▶ [Problem to solve]:
How many lines in the records below hold the string "were"? Answer with the number alone.

Start Supplied data

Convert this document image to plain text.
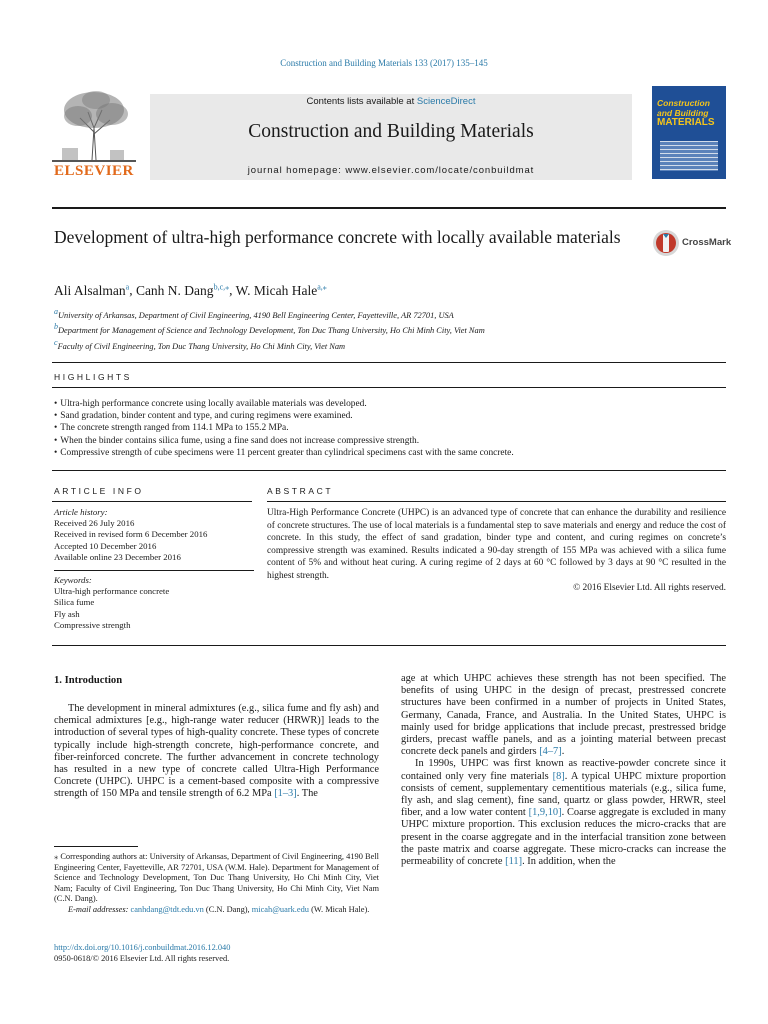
Construction and Building Materials 133 (2017) 135–145
ELSEVIER
Contents lists available at ScienceDirect
Construction and Building Materials
journal homepage: www.elsevier.com/locate/conbuildmat
Construction
and Building
MATERIALS
Development of ultra-high performance concrete with locally available materials	CrossMark
Ali Alsalman$^a$, Canh N. Dang$^{b,c,⁎}$, W. Micah Hale$^{a,⁎}$
$^a$University of Arkansas, Department of Civil Engineering, 4190 Bell Engineering Center, Fayetteville, AR 72701, USA
$^b$Department for Management of Science and Technology Development, Ton Duc Thang University, Ho Chi Minh City, Viet Nam
$^c$Faculty of Civil Engineering, Ton Duc Thang University, Ho Chi Minh City, Viet Nam
HIGHLIGHTS
• Ultra-high performance concrete using locally available materials was developed.
• Sand gradation, binder content and type, and curing regimens were examined.
• The concrete strength ranged from 114.1 MPa to 155.2 MPa.
• When the binder contains silica fume, using a fine sand does not increase compressive strength.
• Compressive strength of cube specimens were 11 percent greater than cylindrical specimens cast with the same concrete.
ARTICLE INFO	ABSTRACT
Article history:
Received 26 July 2016
Received in revised form 6 December 2016
Accepted 10 December 2016
Available online 23 December 2016
Keywords:
Ultra-high performance concrete
Silica fume
Fly ash
Compressive strength
Ultra-High Performance Concrete (UHPC) is an advanced type of concrete that can enhance the durability and resilience of concrete structures. The use of local materials is a fundamental step to save materials and energy and reduce the cost of concrete. In this study, the effect of sand gradation, binder type and content, and curing regimes on concrete’s compressive strength was examined. Results indicated a 90-day strength of 155 MPa was achieved with a silica fume content of 5% and without heat curing. A curing regime of 2 days at 60 °C followed by 3 days at 90 °C resulted in the highest strength.
© 2016 Elsevier Ltd. All rights reserved.
1. Introduction

The development in mineral admixtures (e.g., silica fume and fly ash) and chemical admixtures [e.g., high-range water reducer (HRWR)] leads to the introduction of several types of high-quality concrete. These types of concrete typically include high-strength concrete, high-performance concrete, and fiber-reinforced concrete. The further advancement in concrete technology has resulted in a new type of concrete called Ultra-High Performance Concrete (UHPC). UHPC is a cement-based composite with a compressive strength of 150 MPa and tensile strength of 6.2 MPa [1–3]. The

age at which UHPC achieves these strength has not been specified. The benefits of using UHPC in the design of precast, prestressed concrete structures have been confirmed in a number of projects in United States, Germany, Canada, France, and Australia. In the United States, UHPC is mainly used for bridge applications that include precast, prestressed bridge girders, precast waffle panels, and as a jointing material between precast concrete deck panels and girders [4–7].

In 1990s, UHPC was first known as reactive-powder concrete since it contained only very fine materials [8]. A typical UHPC mixture proportion consists of cement, supplementary cementitious materials (e.g., silica fume, fly ash, and slag cement), fine sand, quartz or glass powder, HRWR, steel fiber, and a low water content [1,9,10]. Coarse aggregate is excluded in many UHPC mixture proportion. This exclusion reduces the micro-cracks that are present in the coarse aggregate and in the interfacial transition zone between the paste matrix and coarse aggregate. These micro-cracks can increase the permeability of concrete [11]. In addition, when the

⁎ Corresponding authors at: University of Arkansas, Department of Civil Engineering, 4190 Bell Engineering Center, Fayetteville, AR 72701, USA (W.M. Hale). Department for Management of Science and Technology Development, Ton Duc Thang University, Ho Chi Minh City, Viet Nam; Faculty of Civil Engineering, Ton Duc Thang University, Ho Chi Minh City, Viet Nam (C.N. Dang).
E-mail addresses: canhdang@tdt.edu.vn (C.N. Dang), micah@uark.edu (W. Micah Hale).
http://dx.doi.org/10.1016/j.conbuildmat.2016.12.040
0950-0618/© 2016 Elsevier Ltd. All rights reserved.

End Supplied data

▶ [Solution to this exercise]:
2